• Activity list
• A. According to the article on the SPLC naming male supremacist hate groups, what is the name of the report the SPLC releases each year?
• B. Translate this sentence from the article on the SPLC naming male supremacist hate groups into Spanish: "The SPLC released its 2017 report this week, and for the first time ever included two groups it is calling “male supremacist.”"
• C. Continue the article on the SPLC naming male supremacist hate groups from its last sentence.

• Given text
These “Male Supremacist” Organizations Were Named Hate Groups by SPLC

Since the months leading up to the 2016 election, hate groups around the country became more emboldened. Some younger Americans saw the KKK parading openly for the first time in their lives after members in North Carolina marched in support of Trump following the election; hate crimes against Muslims surpassed levels not seen since 2001, and women around the world marched against the president’s sexist remarks and many alleged sexual assaults.

The Southern Poverty Law Center (SPLC), a group that tracks hate groups and works to fight bigotry, has long been researching white supremacist groups like the KKK, and has been keeping close tabs on the so-called alt-right as it came to prominence with the rise of Trump. Each year the SPLC releases a report called “The Year in Hate,” which describes different hates groups’ activity, tracks them on a map, and adds any new groups that have emerged as hate groups. The SPLC released its 2017 report this week, and for the first time ever included two groups it is calling “male supremacist.”

The two groups added are A Voice for Men, a non-profit organization based in Houston, whose self-described mission is: “T]o provide education and encouragement to men and boys; to lift them above the din of misandry, to reject the unhealthy demands of gynocentrism in all its forms, and to promote their mental, physical and financial well-being without compromise or apology;” and Return of Kings, a Houston-based website that runs articles such as, Why Human Resources Hates You (But Not Her) and 27 Attractive Girls Who Became Ugly Freaks Because of Feminism. Additionally, the founder of Return of Kings, Roosh V, has advocated for rape to be legalized on private property, according to the SPLC report.

The SPLC’s new report states that “The vilification of women by these groups makes them no different than other groups that demean entire populations, such as the LGBT community, Muslims or Jews, based on their inherent characteristics.”

Keegan Hankes, an analyst for the Southern Poverty Law Center, tells Brit + Co over email that “Male supremacy is an on-going problem in the U.S. that has largely been organized around several toxic online communities.” There’s also a connection to Trump. “First candidate Trump, then President Trump’s open contempt for so-called political correctness has emboldened male supremacists, and the entire radical right, to be even more outspoken with their bigotry,” Hankes adds.

• Source information

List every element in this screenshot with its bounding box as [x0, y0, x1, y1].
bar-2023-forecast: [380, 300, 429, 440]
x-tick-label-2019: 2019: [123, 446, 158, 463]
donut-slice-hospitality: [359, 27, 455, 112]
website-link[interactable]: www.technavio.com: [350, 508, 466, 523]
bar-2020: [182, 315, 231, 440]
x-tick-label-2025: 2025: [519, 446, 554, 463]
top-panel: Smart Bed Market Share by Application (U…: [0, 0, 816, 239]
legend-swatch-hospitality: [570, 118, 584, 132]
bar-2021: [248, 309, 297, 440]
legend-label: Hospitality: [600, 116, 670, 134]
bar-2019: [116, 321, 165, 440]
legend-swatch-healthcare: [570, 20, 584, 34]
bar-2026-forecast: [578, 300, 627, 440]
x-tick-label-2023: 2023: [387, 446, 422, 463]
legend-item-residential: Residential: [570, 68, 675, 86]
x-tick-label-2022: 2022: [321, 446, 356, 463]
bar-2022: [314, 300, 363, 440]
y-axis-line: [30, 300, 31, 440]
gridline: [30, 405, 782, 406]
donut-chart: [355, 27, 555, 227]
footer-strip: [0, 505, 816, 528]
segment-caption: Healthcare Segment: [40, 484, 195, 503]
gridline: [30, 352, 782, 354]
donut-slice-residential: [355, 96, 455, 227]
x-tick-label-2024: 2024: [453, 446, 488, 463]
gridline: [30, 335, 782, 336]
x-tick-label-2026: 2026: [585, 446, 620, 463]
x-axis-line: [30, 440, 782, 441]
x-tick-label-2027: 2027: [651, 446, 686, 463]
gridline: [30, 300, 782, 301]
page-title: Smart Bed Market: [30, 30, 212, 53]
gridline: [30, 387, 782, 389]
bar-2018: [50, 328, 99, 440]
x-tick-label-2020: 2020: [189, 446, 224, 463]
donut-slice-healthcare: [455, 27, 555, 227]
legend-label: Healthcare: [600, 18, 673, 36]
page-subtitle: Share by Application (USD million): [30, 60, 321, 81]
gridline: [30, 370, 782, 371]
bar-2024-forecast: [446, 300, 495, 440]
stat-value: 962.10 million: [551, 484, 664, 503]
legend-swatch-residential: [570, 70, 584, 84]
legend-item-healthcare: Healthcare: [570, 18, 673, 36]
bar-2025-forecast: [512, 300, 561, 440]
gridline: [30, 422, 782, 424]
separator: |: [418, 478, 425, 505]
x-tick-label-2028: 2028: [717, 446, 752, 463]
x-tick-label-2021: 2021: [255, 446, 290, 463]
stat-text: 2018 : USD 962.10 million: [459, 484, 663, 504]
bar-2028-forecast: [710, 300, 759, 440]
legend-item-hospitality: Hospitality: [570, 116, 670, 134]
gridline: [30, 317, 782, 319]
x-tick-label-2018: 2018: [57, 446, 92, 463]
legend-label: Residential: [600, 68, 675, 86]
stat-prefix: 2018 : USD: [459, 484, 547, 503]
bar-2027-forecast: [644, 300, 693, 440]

• Results of the exercise
• A. The report is called “The Year in Hate.”

• B. El SPLC publicó esta semana su informe de 2017 y, por primera vez, incluyó dos grupos a los que califica de «supremacistas masculinos».

• C.
Male supremacy can take various forms, the SPLC notes. Different strains of male supremacy range from so-called men’s rights activists (MRAs), who market themselves as being interested in the rights and welfare of men (dad’s custody issues are often a go-to for this camp), all the way to “men going their own way,” which refers to men who want to live completely separate from women. Another common type of male supremacists are “pick-up artists,” who degrade women and think they are inferior but are constantly in the pursuit of getting women to sleep with them.

Male supremacists are cause for serious concern. Hankes says that “Male supremacists perpetuate propaganda that depicts all women as genetically inferior and manipulative, and as participants in a malicious project to destroy men. This material exacerbates young, white, male grievance, a known predictor of mass violence. ”

Alarmingly, there are also strong links between the so-called MRA movement and the white supremacist “alt-right” movement, members of whom have been violent and allegedly homicidal on numerous recent occasions. “Male supremacist communities also lead many to graduate to the alt-right, and white nationalism more broadly,” Hankes says.”

According to the SPLC’s entry on male supremacy, there is “a tight overlap exists between the “alt-right,” white supremacist and male supremacist circles, which feed each other’s narratives of the dispossession and oppression of white men, which is blamed on minorities, immigrants and women.” Both MRAs and members of the “alt-right” are openly hostile to feminism.

The SPLC also says that misogyny is a core tenet of the “alt-right,” and adds that male supremacy can be thought of as something of a “gateway drug” to the white supremacist alt-right movement.

In fact, the demonstrated connections between male supremacy and the “alt-right” are why the SPLC decided this year to list male supremacist organizations as hate groups. Though the SPLC has been tracking male supremacists since 2012, Hankes tells us that last year, “These explicitly racist organizations and leaders then began to amplify male supremacist voices and ideas on their own platforms in turn.”

Male supremacy and the overlap it has with the often violent “alt-right” certainly poses a threat. As president Trump and his administration continue to push policies that are hostile to women, LGBTQ+ people, and people of color, anti-feminist and white supremacist groups have also become emboldened. Now that the SPLC recognizes two male supremacist organizations as hate groups, more awareness will hopefully be raised about their beliefs, actions, and the threats they pose.